Work required
How many lines of these records hold the string "CLOSE"? Reply with the number alone.
————
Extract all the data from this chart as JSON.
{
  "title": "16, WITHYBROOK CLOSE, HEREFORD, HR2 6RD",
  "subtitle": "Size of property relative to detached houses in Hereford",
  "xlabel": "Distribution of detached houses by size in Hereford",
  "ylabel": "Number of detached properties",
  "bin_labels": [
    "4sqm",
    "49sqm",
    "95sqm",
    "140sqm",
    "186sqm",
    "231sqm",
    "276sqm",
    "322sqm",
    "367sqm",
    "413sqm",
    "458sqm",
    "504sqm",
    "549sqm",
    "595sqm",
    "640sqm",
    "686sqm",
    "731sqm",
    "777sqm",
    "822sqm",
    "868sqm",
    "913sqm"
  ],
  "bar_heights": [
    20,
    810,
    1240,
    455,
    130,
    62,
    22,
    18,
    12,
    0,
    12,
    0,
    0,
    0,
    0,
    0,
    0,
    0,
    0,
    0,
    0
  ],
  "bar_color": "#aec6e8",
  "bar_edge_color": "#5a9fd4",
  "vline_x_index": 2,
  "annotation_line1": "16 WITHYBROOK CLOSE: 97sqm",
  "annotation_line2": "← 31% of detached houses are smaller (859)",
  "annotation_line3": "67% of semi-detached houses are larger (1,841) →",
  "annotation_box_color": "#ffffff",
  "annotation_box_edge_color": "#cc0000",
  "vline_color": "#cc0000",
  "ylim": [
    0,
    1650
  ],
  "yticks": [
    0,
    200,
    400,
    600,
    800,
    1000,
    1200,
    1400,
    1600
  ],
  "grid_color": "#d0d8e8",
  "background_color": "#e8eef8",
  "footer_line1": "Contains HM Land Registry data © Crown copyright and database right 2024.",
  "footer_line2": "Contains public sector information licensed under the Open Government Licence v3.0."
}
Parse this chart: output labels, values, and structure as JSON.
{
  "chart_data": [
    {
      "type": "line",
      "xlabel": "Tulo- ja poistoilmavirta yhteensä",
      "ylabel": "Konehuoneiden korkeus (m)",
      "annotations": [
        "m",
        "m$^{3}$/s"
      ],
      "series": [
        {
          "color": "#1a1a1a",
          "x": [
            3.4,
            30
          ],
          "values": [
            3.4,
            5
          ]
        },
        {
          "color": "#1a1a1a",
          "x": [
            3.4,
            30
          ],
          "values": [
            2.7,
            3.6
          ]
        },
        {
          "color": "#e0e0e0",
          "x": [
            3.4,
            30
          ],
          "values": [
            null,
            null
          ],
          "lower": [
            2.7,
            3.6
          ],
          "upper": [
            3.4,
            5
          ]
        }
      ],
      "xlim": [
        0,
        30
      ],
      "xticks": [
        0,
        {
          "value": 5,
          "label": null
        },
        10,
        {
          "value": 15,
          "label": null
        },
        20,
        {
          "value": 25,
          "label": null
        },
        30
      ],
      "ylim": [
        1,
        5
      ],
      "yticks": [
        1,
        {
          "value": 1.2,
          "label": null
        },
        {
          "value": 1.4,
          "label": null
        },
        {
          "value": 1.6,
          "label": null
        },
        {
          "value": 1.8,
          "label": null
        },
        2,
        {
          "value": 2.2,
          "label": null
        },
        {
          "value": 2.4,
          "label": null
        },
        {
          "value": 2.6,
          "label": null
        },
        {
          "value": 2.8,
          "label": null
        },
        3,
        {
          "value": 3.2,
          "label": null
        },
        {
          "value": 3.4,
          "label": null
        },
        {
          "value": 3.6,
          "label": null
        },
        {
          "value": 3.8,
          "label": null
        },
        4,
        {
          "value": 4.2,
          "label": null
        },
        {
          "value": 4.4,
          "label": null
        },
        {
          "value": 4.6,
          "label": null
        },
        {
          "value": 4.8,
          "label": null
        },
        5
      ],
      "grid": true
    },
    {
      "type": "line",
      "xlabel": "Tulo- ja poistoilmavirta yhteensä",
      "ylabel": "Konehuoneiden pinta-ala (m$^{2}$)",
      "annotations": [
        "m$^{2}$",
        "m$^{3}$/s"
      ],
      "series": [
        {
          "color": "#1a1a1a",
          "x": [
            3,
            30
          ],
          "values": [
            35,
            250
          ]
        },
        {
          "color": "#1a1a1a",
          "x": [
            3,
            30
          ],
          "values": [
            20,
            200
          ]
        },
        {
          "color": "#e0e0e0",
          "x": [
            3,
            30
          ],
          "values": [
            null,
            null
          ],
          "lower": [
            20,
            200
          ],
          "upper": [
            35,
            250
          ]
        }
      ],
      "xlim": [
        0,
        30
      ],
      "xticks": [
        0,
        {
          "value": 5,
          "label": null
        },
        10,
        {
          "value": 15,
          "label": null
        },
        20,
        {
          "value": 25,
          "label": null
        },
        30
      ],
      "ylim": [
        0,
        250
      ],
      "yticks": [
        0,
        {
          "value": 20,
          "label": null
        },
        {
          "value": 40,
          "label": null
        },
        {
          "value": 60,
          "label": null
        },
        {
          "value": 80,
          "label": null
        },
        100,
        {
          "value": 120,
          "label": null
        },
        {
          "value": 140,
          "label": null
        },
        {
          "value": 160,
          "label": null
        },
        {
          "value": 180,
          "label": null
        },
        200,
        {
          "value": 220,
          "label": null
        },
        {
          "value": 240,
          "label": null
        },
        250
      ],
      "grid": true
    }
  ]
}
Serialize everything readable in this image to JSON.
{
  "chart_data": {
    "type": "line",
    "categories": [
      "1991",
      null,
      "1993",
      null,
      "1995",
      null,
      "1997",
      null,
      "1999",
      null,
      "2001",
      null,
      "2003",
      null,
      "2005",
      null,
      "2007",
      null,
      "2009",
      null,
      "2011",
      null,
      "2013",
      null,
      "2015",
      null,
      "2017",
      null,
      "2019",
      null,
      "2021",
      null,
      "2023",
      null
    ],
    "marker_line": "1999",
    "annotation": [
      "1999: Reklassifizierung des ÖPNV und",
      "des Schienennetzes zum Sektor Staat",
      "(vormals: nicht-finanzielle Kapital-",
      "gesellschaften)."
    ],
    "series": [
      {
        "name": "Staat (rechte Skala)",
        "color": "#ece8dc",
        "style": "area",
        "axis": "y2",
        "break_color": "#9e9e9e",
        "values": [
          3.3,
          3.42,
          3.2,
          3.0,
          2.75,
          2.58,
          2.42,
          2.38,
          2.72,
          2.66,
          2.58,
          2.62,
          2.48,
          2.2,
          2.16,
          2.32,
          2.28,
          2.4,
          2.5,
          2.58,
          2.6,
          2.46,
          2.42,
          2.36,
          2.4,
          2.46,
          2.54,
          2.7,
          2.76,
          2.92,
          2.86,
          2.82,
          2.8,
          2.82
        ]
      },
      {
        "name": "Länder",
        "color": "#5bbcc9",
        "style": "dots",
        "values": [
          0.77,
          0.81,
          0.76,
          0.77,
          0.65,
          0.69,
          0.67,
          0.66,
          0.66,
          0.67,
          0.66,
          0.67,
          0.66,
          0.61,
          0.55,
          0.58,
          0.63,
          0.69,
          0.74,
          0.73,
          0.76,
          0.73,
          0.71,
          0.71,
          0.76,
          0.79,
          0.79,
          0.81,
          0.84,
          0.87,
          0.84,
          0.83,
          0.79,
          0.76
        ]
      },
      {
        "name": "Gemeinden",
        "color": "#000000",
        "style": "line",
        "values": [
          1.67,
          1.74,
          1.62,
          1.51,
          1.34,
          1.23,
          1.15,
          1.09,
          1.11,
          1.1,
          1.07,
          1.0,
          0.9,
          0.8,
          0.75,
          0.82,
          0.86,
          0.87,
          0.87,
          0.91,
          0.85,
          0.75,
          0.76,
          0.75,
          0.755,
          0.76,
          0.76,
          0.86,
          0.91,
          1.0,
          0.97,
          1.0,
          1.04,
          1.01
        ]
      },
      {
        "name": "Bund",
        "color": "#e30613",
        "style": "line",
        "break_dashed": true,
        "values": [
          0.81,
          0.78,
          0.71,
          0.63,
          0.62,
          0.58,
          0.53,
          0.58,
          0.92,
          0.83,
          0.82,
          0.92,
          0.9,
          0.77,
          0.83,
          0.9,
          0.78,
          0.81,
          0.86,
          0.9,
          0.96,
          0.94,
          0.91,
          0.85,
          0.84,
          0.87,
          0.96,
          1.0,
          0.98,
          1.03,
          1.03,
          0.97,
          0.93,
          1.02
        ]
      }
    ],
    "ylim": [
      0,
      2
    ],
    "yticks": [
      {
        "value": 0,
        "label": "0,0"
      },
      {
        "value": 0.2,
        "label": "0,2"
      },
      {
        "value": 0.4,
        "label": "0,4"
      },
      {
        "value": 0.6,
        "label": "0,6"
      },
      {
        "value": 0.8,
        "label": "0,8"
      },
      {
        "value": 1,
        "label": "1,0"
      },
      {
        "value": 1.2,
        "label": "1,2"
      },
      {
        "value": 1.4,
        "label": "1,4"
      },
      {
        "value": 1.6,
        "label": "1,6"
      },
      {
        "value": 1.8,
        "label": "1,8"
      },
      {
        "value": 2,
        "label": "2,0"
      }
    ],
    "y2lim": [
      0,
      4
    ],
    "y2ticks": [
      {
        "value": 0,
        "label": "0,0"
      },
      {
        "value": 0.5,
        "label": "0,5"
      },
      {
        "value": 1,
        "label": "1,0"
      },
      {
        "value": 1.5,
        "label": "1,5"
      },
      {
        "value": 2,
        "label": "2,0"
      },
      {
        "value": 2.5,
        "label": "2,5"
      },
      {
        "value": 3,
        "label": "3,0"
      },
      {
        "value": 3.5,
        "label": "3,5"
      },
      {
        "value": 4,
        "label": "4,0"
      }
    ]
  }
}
————
Finished answer
2